WHAT IS EXPECTED: Copy everything from the first line of the rows below down to the line containing "e2-tick-label: e2 xyxy=(362,757,380,778)". Include both of those lines.

EXTRACTED RECORDS:
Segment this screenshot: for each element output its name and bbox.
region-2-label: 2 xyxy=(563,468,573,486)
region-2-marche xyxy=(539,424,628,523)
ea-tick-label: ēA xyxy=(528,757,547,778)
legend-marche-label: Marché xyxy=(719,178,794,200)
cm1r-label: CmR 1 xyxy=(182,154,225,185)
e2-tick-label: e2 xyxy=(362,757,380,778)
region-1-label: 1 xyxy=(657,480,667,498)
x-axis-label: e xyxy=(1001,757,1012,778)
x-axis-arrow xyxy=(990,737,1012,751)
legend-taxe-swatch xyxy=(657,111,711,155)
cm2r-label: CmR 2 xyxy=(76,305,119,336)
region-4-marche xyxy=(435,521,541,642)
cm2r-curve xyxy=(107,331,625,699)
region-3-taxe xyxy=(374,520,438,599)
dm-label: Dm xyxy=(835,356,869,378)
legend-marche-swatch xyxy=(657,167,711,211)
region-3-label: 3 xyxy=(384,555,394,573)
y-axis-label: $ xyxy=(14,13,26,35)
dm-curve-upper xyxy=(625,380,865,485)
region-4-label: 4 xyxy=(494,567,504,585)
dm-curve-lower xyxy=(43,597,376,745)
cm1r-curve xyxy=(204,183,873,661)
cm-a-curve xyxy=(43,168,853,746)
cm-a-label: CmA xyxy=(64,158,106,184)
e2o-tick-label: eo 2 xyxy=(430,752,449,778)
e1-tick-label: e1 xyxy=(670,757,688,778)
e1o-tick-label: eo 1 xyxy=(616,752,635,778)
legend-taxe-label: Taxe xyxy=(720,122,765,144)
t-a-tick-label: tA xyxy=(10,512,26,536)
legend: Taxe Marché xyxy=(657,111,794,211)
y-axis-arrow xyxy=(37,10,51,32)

RESULT:
Segment this screenshot: for each element output its name and bbox.
region-2-label: 2 xyxy=(563,468,573,486)
region-2-marche xyxy=(539,424,628,523)
ea-tick-label: ēA xyxy=(528,757,547,778)
legend-marche-label: Marché xyxy=(719,178,794,200)
cm1r-label: CmR 1 xyxy=(182,154,225,185)
e2-tick-label: e2 xyxy=(362,757,380,778)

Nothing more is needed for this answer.